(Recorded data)
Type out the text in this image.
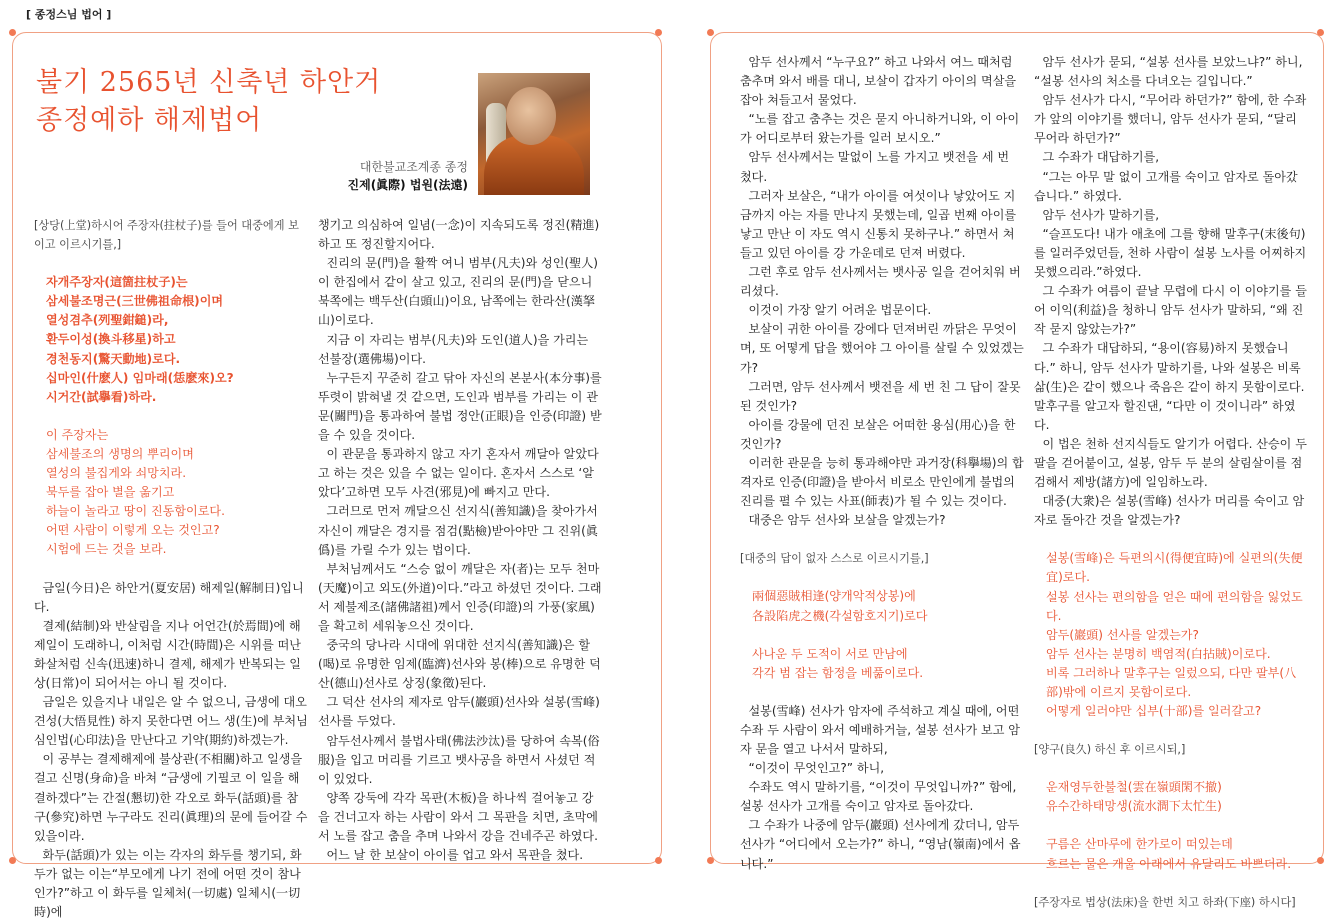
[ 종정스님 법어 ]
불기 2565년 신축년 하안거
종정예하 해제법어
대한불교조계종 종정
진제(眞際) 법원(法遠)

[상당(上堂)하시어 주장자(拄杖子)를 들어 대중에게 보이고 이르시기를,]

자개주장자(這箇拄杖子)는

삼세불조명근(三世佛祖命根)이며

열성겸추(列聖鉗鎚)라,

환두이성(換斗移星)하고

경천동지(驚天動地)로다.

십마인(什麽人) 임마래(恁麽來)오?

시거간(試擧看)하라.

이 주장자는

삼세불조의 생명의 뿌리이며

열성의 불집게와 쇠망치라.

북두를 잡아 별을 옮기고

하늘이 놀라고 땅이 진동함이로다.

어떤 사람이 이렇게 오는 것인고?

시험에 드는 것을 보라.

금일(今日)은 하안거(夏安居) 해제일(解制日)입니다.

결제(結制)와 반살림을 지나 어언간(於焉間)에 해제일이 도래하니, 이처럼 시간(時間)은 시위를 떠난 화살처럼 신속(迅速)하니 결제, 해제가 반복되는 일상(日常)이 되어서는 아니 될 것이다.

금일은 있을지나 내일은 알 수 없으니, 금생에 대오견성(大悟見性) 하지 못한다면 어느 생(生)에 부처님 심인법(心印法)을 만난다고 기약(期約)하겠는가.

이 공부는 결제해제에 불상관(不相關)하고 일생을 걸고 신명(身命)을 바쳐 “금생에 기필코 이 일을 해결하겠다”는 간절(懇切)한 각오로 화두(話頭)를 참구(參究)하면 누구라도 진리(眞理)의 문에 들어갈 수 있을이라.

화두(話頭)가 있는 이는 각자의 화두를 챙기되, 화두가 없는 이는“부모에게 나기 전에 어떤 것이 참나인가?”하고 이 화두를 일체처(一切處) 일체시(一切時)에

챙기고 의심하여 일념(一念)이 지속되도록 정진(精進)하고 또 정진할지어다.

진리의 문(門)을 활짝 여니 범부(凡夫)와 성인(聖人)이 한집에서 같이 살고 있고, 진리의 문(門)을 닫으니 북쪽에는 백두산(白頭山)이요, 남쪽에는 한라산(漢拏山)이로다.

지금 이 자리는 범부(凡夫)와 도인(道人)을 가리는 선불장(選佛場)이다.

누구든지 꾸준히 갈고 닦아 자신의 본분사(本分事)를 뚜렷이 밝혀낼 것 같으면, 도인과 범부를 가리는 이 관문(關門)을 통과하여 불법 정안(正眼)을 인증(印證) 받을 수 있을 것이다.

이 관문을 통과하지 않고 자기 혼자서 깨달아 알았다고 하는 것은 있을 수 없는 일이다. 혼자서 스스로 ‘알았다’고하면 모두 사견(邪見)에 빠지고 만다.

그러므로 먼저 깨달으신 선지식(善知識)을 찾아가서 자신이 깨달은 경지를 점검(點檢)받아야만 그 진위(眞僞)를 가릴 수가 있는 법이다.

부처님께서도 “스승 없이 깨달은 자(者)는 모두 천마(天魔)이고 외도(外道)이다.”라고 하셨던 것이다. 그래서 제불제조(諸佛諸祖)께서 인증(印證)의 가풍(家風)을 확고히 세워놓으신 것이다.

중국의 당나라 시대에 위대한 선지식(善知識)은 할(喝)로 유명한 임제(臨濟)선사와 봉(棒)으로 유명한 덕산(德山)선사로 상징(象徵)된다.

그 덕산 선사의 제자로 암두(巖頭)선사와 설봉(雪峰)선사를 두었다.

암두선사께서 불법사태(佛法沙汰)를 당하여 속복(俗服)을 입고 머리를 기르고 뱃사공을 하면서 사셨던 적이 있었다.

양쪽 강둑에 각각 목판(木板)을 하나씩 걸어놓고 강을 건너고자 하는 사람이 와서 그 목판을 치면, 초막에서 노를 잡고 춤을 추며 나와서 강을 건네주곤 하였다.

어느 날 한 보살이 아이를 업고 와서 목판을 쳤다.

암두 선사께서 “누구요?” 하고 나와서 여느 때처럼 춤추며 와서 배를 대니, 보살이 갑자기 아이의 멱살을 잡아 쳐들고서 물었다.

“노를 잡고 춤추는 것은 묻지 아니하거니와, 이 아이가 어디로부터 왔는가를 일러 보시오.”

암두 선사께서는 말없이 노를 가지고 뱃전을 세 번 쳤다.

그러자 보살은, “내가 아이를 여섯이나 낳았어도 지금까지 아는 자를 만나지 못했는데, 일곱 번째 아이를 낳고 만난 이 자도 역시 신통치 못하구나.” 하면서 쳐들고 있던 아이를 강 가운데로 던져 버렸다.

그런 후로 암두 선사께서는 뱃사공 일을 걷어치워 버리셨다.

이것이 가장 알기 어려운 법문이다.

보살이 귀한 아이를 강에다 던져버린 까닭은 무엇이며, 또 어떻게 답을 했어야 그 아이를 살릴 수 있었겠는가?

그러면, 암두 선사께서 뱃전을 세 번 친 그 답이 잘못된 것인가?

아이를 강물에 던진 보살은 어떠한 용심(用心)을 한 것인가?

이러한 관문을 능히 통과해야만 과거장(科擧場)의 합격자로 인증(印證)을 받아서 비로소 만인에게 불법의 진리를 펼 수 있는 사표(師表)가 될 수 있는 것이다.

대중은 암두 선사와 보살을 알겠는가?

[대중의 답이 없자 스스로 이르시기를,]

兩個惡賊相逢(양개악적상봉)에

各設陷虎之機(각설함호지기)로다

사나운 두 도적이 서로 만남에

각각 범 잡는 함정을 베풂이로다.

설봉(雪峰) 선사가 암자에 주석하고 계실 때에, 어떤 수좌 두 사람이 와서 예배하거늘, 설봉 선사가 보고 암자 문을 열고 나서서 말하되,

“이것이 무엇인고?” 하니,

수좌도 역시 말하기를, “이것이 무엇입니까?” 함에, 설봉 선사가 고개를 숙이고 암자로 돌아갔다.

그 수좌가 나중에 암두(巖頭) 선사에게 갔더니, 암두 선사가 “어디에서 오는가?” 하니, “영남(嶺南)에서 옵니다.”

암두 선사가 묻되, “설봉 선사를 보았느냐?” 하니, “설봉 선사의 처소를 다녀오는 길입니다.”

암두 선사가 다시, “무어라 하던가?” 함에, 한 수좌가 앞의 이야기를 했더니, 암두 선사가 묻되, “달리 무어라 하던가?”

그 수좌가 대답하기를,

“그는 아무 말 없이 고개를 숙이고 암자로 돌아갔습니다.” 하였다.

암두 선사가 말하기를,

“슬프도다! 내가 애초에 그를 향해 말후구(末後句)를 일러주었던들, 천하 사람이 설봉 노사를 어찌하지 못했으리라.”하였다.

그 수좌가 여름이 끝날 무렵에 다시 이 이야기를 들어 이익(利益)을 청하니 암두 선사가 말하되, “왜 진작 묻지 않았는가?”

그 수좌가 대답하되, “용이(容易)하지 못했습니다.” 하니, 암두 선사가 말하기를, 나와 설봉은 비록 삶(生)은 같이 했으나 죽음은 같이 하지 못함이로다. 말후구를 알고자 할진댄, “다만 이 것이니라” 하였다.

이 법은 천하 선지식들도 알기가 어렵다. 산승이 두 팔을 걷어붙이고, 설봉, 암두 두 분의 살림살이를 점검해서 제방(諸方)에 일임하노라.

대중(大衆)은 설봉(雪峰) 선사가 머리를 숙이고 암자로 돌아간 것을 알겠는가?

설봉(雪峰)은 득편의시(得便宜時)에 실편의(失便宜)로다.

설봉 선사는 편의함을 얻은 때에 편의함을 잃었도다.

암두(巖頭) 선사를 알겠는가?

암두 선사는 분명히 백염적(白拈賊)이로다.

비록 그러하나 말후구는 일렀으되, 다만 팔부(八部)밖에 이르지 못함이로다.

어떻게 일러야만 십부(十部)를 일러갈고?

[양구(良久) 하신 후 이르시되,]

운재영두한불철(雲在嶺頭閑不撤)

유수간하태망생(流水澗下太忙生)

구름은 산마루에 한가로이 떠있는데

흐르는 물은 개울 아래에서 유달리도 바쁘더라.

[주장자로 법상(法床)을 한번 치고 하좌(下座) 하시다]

• [Exercise prompt] Locate all lines in the listing above with the word "이야기를" and copy them.

• [Solution to this task]
암두 선사가 다시, “무어라 하던가?” 함에, 한 수좌가 앞의 이야기를 했더니, 암두 선사가 묻되, “달리 무어라 하던가?”
그 수좌가 여름이 끝날 무렵에 다시 이 이야기를 들어 이익(利益)을 청하니 암두 선사가 말하되, “왜 진작 묻지 않았는가?”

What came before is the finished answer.